═══ Dataset records ═══

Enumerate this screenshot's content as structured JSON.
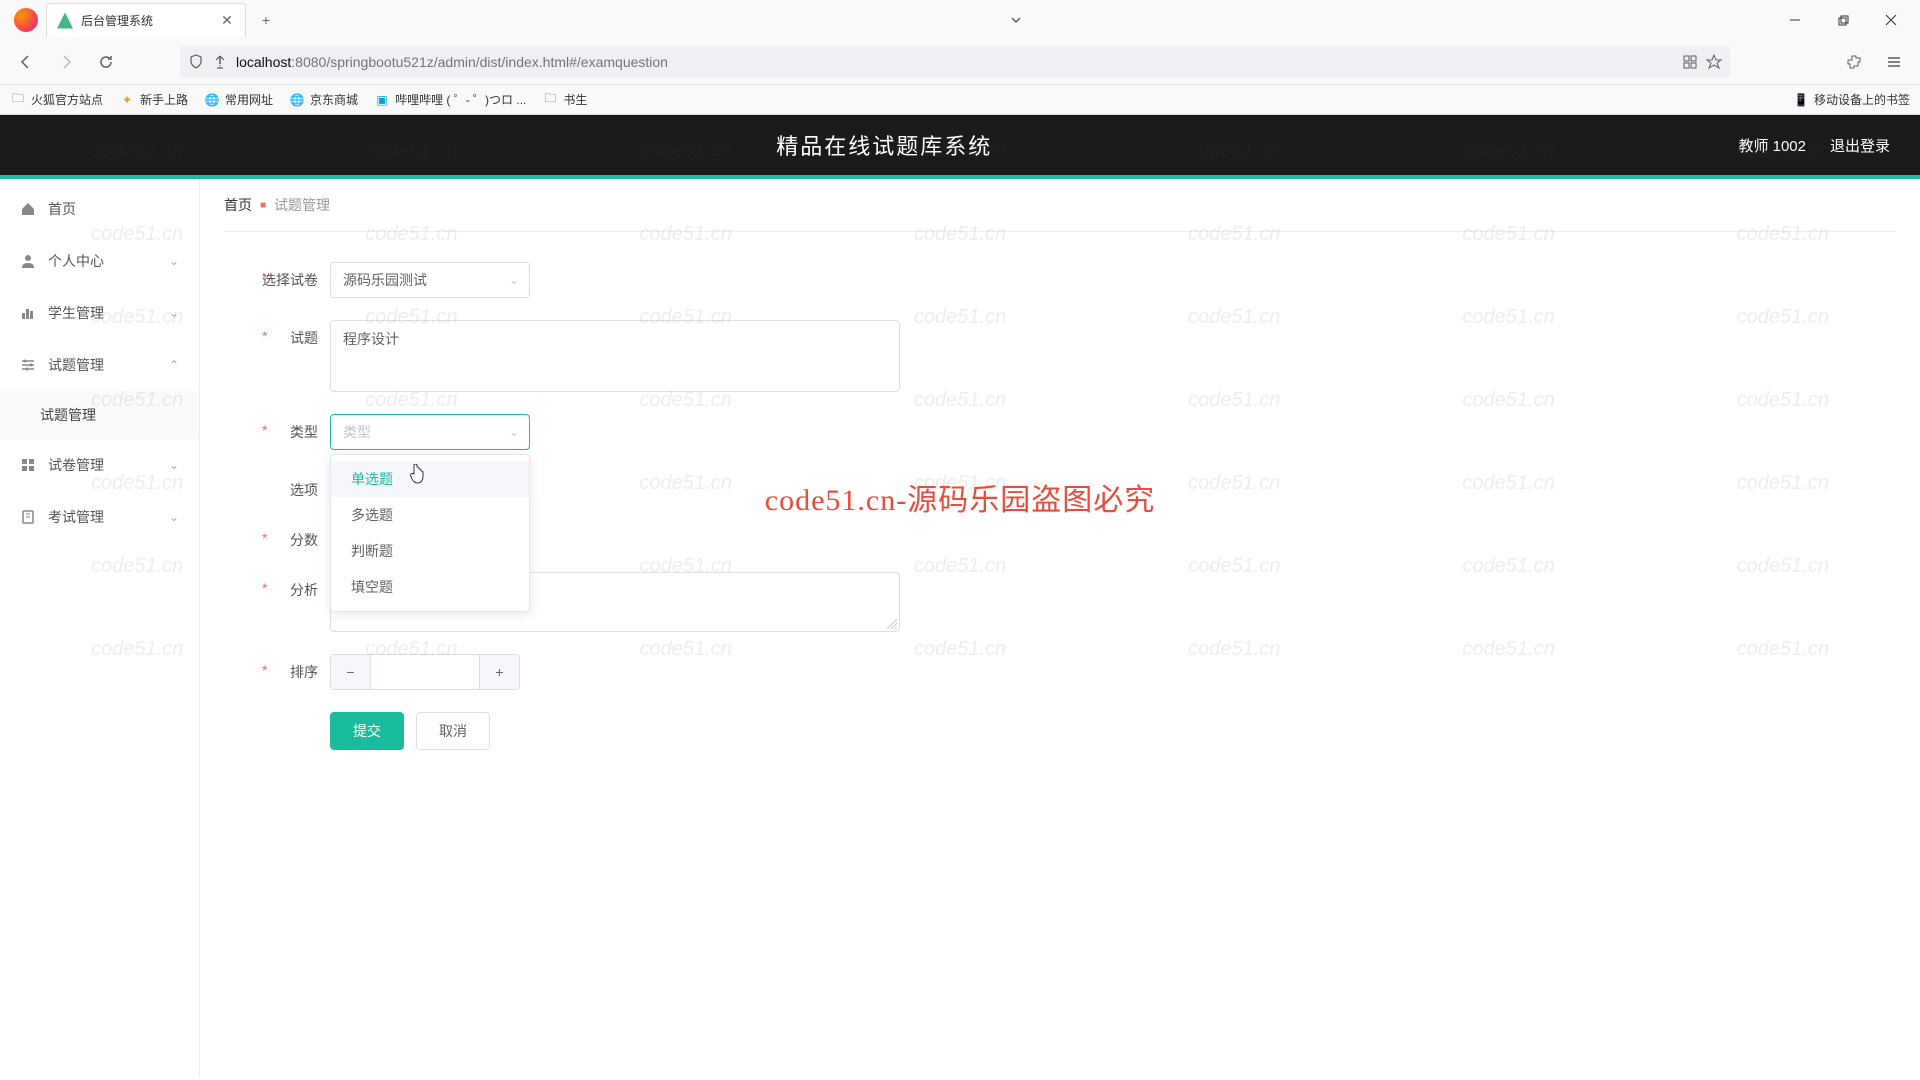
{
  "browser": {
    "tab_title": "后台管理系统",
    "url_host": "localhost",
    "url_port": ":8080",
    "url_path": "/springbootu521z/admin/dist/index.html#/examquestion",
    "bookmarks": [
      "火狐官方站点",
      "新手上路",
      "常用网址",
      "京东商城",
      "哔哩哔哩 ( ゜- ゜)つロ ...",
      "书生"
    ],
    "mobile_bookmarks": "移动设备上的书签"
  },
  "header": {
    "title": "精品在线试题库系统",
    "user": "教师 1002",
    "logout": "退出登录"
  },
  "sidebar": {
    "items": [
      {
        "label": "首页",
        "icon": "home"
      },
      {
        "label": "个人中心",
        "icon": "user",
        "arrow": "down"
      },
      {
        "label": "学生管理",
        "icon": "chart",
        "arrow": "down"
      },
      {
        "label": "试题管理",
        "icon": "sliders",
        "arrow": "up"
      },
      {
        "label": "试卷管理",
        "icon": "grid",
        "arrow": "down"
      },
      {
        "label": "考试管理",
        "icon": "book",
        "arrow": "down"
      }
    ],
    "sub_item": "试题管理"
  },
  "breadcrumb": {
    "home": "首页",
    "current": "试题管理"
  },
  "form": {
    "select_paper_label": "选择试卷",
    "select_paper_value": "源码乐园测试",
    "question_label": "试题",
    "question_value": "程序设计",
    "type_label": "类型",
    "type_placeholder": "类型",
    "type_options": [
      "单选题",
      "多选题",
      "判断题",
      "填空题"
    ],
    "options_label": "选项",
    "score_label": "分数",
    "analysis_label": "分析",
    "analysis_placeholder": "分析",
    "sort_label": "排序",
    "submit": "提交",
    "cancel": "取消"
  },
  "watermark": {
    "text": "code51.cn",
    "center": "code51.cn-源码乐园盗图必究"
  }
}
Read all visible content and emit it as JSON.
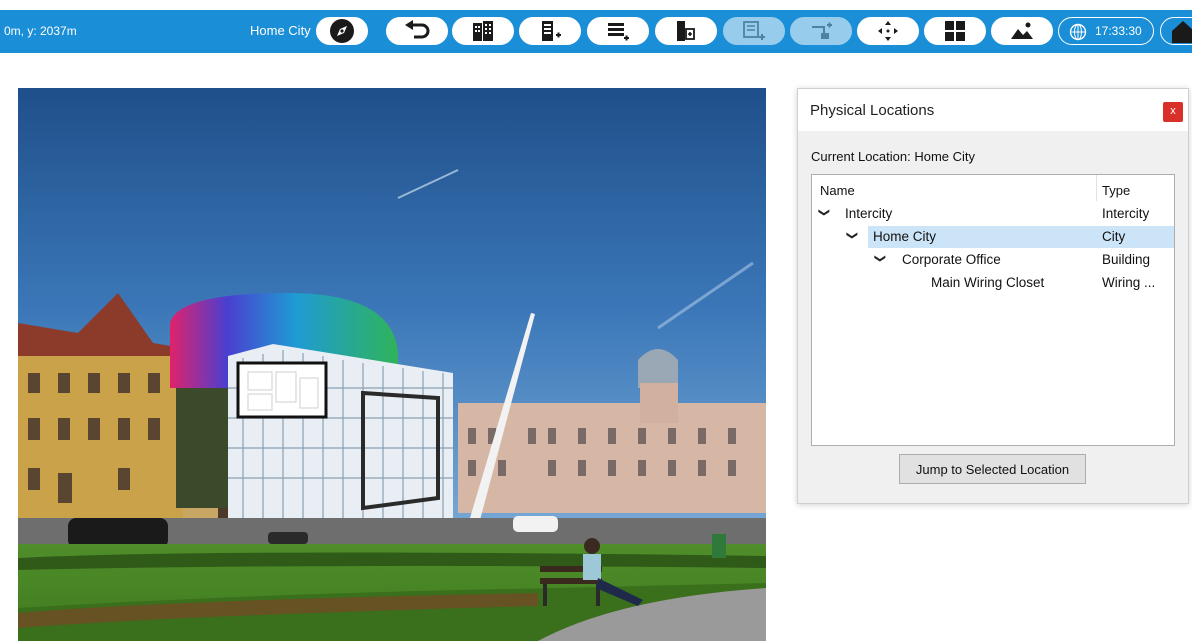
{
  "toolbar": {
    "coords": "0m, y: 2037m",
    "location_name": "Home City",
    "buttons": [
      {
        "icon": "compass-icon"
      },
      {
        "icon": "undo-arrow-icon"
      },
      {
        "icon": "building-icon"
      },
      {
        "icon": "add-rack-icon"
      },
      {
        "icon": "add-shelf-icon"
      },
      {
        "icon": "add-device-icon"
      },
      {
        "icon": "add-panel-icon-disabled"
      },
      {
        "icon": "add-link-icon-disabled"
      },
      {
        "icon": "move-arrows-icon"
      },
      {
        "icon": "grid-layout-icon"
      },
      {
        "icon": "landscape-image-icon"
      }
    ],
    "clock": "17:33:30",
    "clock_icon": "globe-clock-icon",
    "home_icon": "home-icon",
    "colors": {
      "bar": "#1a8ed6",
      "icon": "#1a1a1a"
    }
  },
  "dialog": {
    "title": "Physical Locations",
    "close_label": "x",
    "current_location": "Current Location: Home City",
    "columns": {
      "name": "Name",
      "type": "Type"
    },
    "rows": [
      {
        "name": "Intercity",
        "type": "Intercity",
        "level": 0,
        "expanded": true,
        "selected": false
      },
      {
        "name": "Home City",
        "type": "City",
        "level": 1,
        "expanded": true,
        "selected": true
      },
      {
        "name": "Corporate Office",
        "type": "Building",
        "level": 2,
        "expanded": true,
        "selected": false
      },
      {
        "name": "Main Wiring Closet",
        "type": "Wiring ...",
        "level": 3,
        "expanded": false,
        "selected": false
      }
    ],
    "jump_button": "Jump to Selected Location",
    "colors": {
      "selection": "#cce4f7",
      "close": "#d9302a"
    }
  }
}
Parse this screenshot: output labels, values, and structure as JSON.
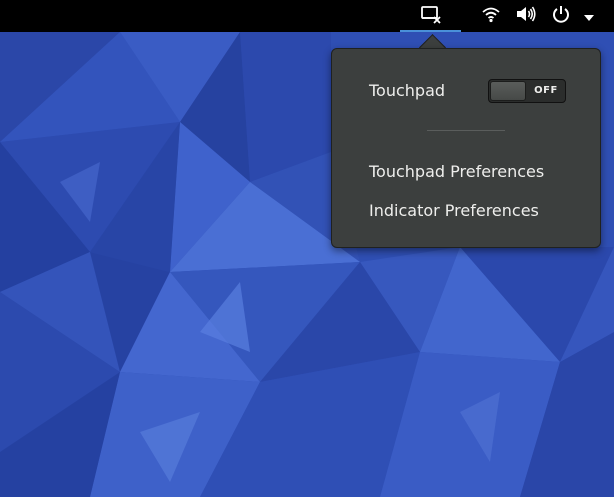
{
  "topbar": {
    "touchpad_icon": "touchpad-disabled-icon",
    "wifi_icon": "wifi-icon",
    "volume_icon": "volume-icon",
    "power_icon": "power-icon",
    "menu_icon": "dropdown-triangle-icon"
  },
  "menu": {
    "touchpad_label": "Touchpad",
    "toggle_state": "OFF",
    "items": [
      {
        "label": "Touchpad Preferences"
      },
      {
        "label": "Indicator Preferences"
      }
    ]
  },
  "colors": {
    "menu_bg": "#3c3f3e",
    "menu_text": "#eeeeec",
    "accent": "#4a90d9",
    "wallpaper": "#2f4fb4"
  }
}
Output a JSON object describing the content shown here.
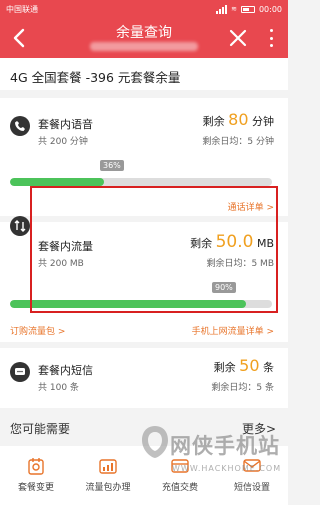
{
  "status_bar": {
    "carrier": "中国联通",
    "time": "00:00"
  },
  "header": {
    "title": "余量查询"
  },
  "plan": {
    "name": "4G 全国套餐 -396 元套餐余量"
  },
  "voice": {
    "title": "套餐内语音",
    "total": "共 200 分钟",
    "remain_label": "剩余",
    "remain_value": "80",
    "remain_unit": "分钟",
    "daily": "剩余日均：5 分钟",
    "used_percent": 36,
    "percent_label": "36%",
    "link": "通话详单 >"
  },
  "data": {
    "title": "套餐内流量",
    "total": "共 200 MB",
    "remain_label": "剩余",
    "remain_value": "50.0",
    "remain_unit": "MB",
    "daily": "剩余日均：5 MB",
    "used_percent": 90,
    "percent_label": "90%",
    "link_left": "订购流量包 >",
    "link_right": "手机上网流量详单 >"
  },
  "sms": {
    "title": "套餐内短信",
    "total": "共 100 条",
    "remain_label": "剩余",
    "remain_value": "50",
    "remain_unit": "条",
    "daily": "剩余日均：5 条"
  },
  "suggest": {
    "title": "您可能需要",
    "more": "更多>"
  },
  "nav": [
    {
      "label": "套餐变更",
      "icon": "package-change-icon"
    },
    {
      "label": "流量包办理",
      "icon": "data-package-icon"
    },
    {
      "label": "充值交费",
      "icon": "recharge-icon"
    },
    {
      "label": "短信设置",
      "icon": "sms-settings-icon"
    }
  ],
  "watermark": {
    "text": "网侠手机站",
    "sub": "WWW.HACKHOME.COM"
  },
  "colors": {
    "accent": "#e8484f",
    "orange": "#f0a020",
    "green": "#4cc35a",
    "highlight": "#d82020"
  }
}
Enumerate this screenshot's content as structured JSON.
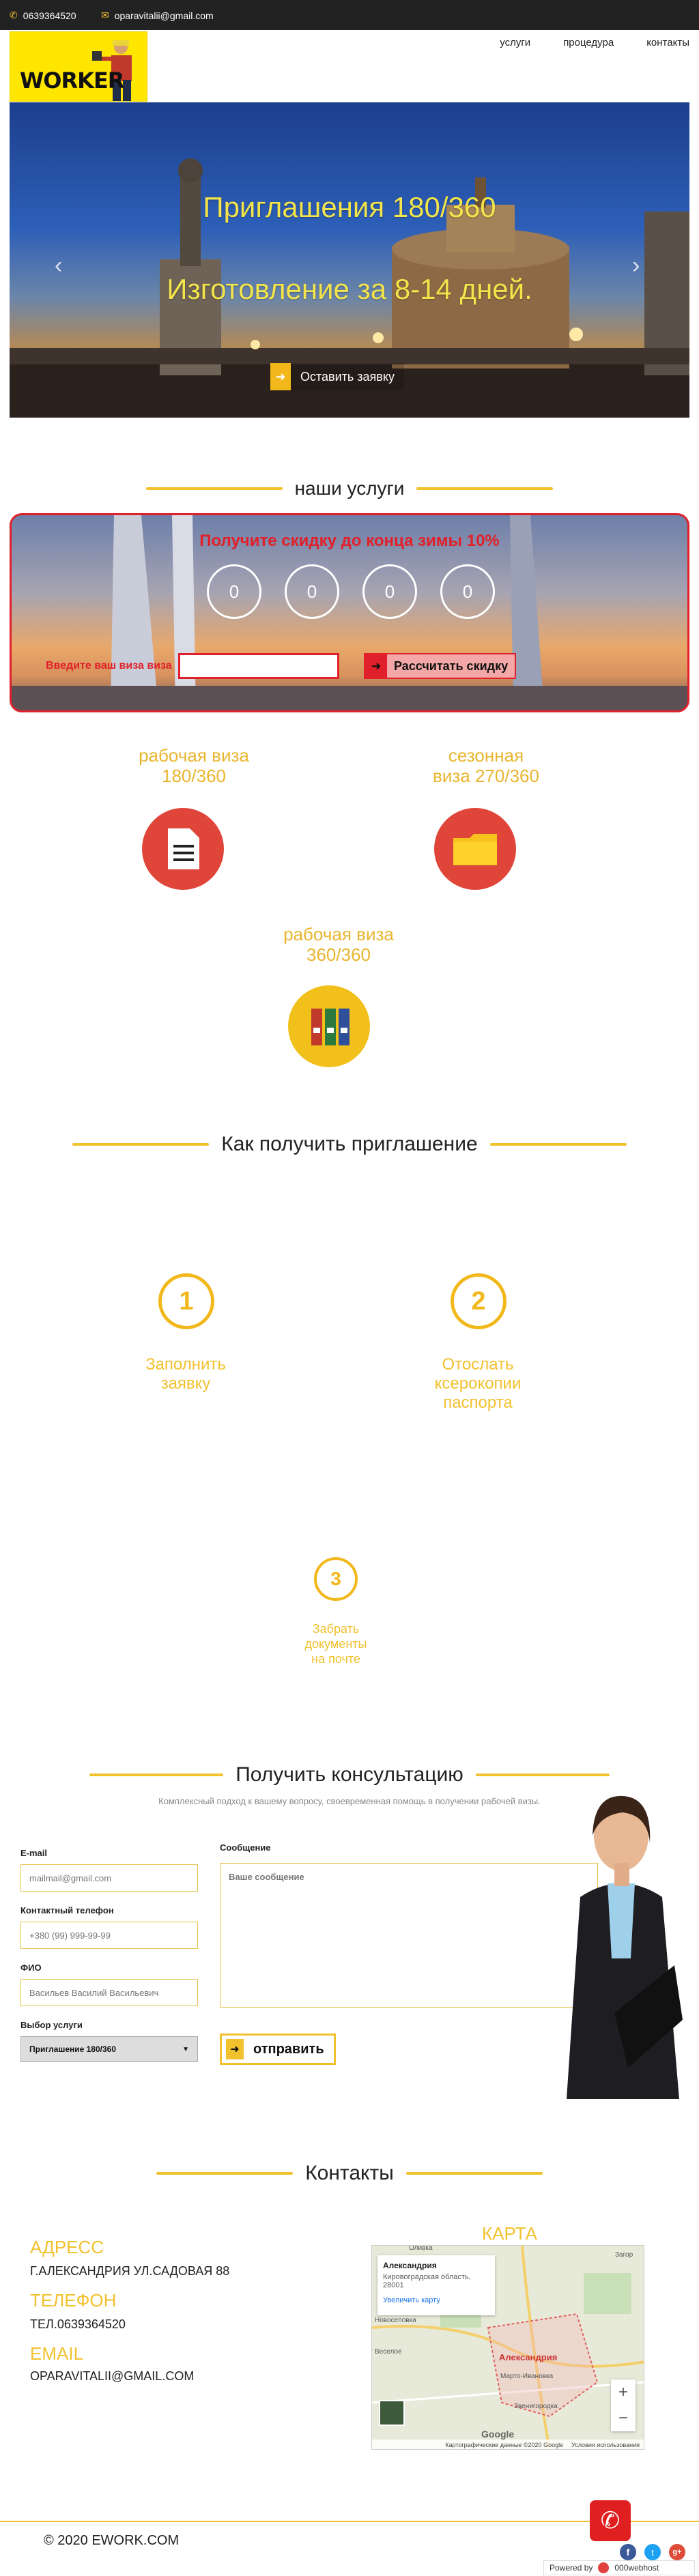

═══

Work to do: All of the material above is to be copied exactly, except for its images.

Task solution:
Enumerate this screenshot's content as structured JSON.
{
  "browser": {
    "tab_title": "后台管理系统",
    "url_host": "localhost",
    "url_port": ":8080",
    "url_path": "/springbootu521z/admin/dist/index.html#/examquestion",
    "bookmarks": [
      "火狐官方站点",
      "新手上路",
      "常用网址",
      "京东商城",
      "哔哩哔哩 ( ゜- ゜)つロ ...",
      "书生"
    ],
    "mobile_bookmarks": "移动设备上的书签"
  },
  "header": {
    "title": "精品在线试题库系统",
    "user": "教师 1002",
    "logout": "退出登录"
  },
  "sidebar": {
    "items": [
      {
        "label": "首页",
        "icon": "home"
      },
      {
        "label": "个人中心",
        "icon": "user",
        "arrow": "down"
      },
      {
        "label": "学生管理",
        "icon": "chart",
        "arrow": "down"
      },
      {
        "label": "试题管理",
        "icon": "sliders",
        "arrow": "up"
      },
      {
        "label": "试卷管理",
        "icon": "grid",
        "arrow": "down"
      },
      {
        "label": "考试管理",
        "icon": "book",
        "arrow": "down"
      }
    ],
    "sub_item": "试题管理"
  },
  "breadcrumb": {
    "home": "首页",
    "current": "试题管理"
  },
  "form": {
    "select_paper_label": "选择试卷",
    "select_paper_value": "源码乐园测试",
    "question_label": "试题",
    "question_value": "程序设计",
    "type_label": "类型",
    "type_placeholder": "类型",
    "type_options": [
      "单选题",
      "多选题",
      "判断题",
      "填空题"
    ],
    "options_label": "选项",
    "score_label": "分数",
    "analysis_label": "分析",
    "analysis_placeholder": "分析",
    "sort_label": "排序",
    "submit": "提交",
    "cancel": "取消"
  },
  "watermark": {
    "text": "code51.cn",
    "center": "code51.cn-源码乐园盗图必究"
  }
}
Read all visible content and emit it as JSON.
{
  "toolbar": {
    "coords": "0m, y: 2037m",
    "location_name": "Home City",
    "buttons": [
      {
        "icon": "compass-icon"
      },
      {
        "icon": "undo-arrow-icon"
      },
      {
        "icon": "building-icon"
      },
      {
        "icon": "add-rack-icon"
      },
      {
        "icon": "add-shelf-icon"
      },
      {
        "icon": "add-device-icon"
      },
      {
        "icon": "add-panel-icon-disabled"
      },
      {
        "icon": "add-link-icon-disabled"
      },
      {
        "icon": "move-arrows-icon"
      },
      {
        "icon": "grid-layout-icon"
      },
      {
        "icon": "landscape-image-icon"
      }
    ],
    "clock": "17:33:30",
    "clock_icon": "globe-clock-icon",
    "home_icon": "home-icon",
    "colors": {
      "bar": "#1a8ed6",
      "icon": "#1a1a1a"
    }
  },
  "dialog": {
    "title": "Physical Locations",
    "close_label": "x",
    "current_location": "Current Location: Home City",
    "columns": {
      "name": "Name",
      "type": "Type"
    },
    "rows": [
      {
        "name": "Intercity",
        "type": "Intercity",
        "level": 0,
        "expanded": true,
        "selected": false
      },
      {
        "name": "Home City",
        "type": "City",
        "level": 1,
        "expanded": true,
        "selected": true
      },
      {
        "name": "Corporate Office",
        "type": "Building",
        "level": 2,
        "expanded": true,
        "selected": false
      },
      {
        "name": "Main Wiring Closet",
        "type": "Wiring ...",
        "level": 3,
        "expanded": false,
        "selected": false
      }
    ],
    "jump_button": "Jump to Selected Location",
    "colors": {
      "selection": "#cce4f7",
      "close": "#d9302a"
    }
  }
}
Parse this screenshot: output labels, values, and structure as JSON.
{
  "topbar": {
    "touchpad_icon": "touchpad-disabled-icon",
    "wifi_icon": "wifi-icon",
    "volume_icon": "volume-icon",
    "power_icon": "power-icon",
    "menu_icon": "dropdown-triangle-icon"
  },
  "menu": {
    "touchpad_label": "Touchpad",
    "toggle_state": "OFF",
    "items": [
      {
        "label": "Touchpad Preferences"
      },
      {
        "label": "Indicator Preferences"
      }
    ]
  },
  "colors": {
    "menu_bg": "#3c3f3e",
    "menu_text": "#eeeeec",
    "accent": "#4a90d9",
    "wallpaper": "#2f4fb4"
  }
}
Output a JSON object describing the content shown here.
{
  "status_bar": {
    "carrier": "中国联通",
    "time": "00:00"
  },
  "header": {
    "title": "余量查询"
  },
  "plan": {
    "name": "4G 全国套餐 -396 元套餐余量"
  },
  "voice": {
    "title": "套餐内语音",
    "total": "共 200 分钟",
    "remain_label": "剩余",
    "remain_value": "80",
    "remain_unit": "分钟",
    "daily": "剩余日均：5 分钟",
    "used_percent": 36,
    "percent_label": "36%",
    "link": "通话详单 >"
  },
  "data": {
    "title": "套餐内流量",
    "total": "共 200 MB",
    "remain_label": "剩余",
    "remain_value": "50.0",
    "remain_unit": "MB",
    "daily": "剩余日均：5 MB",
    "used_percent": 90,
    "percent_label": "90%",
    "link_left": "订购流量包 >",
    "link_right": "手机上网流量详单 >"
  },
  "sms": {
    "title": "套餐内短信",
    "total": "共 100 条",
    "remain_label": "剩余",
    "remain_value": "50",
    "remain_unit": "条",
    "daily": "剩余日均：5 条"
  },
  "suggest": {
    "title": "您可能需要",
    "more": "更多>"
  },
  "nav": [
    {
      "label": "套餐变更",
      "icon": "package-change-icon"
    },
    {
      "label": "流量包办理",
      "icon": "data-package-icon"
    },
    {
      "label": "充值交费",
      "icon": "recharge-icon"
    },
    {
      "label": "短信设置",
      "icon": "sms-settings-icon"
    }
  ],
  "watermark": {
    "text": "网侠手机站",
    "sub": "WWW.HACKHOME.COM"
  },
  "colors": {
    "accent": "#e8484f",
    "orange": "#f0a020",
    "green": "#4cc35a",
    "highlight": "#d82020"
  }
}
Enumerate this screenshot's content as structured JSON.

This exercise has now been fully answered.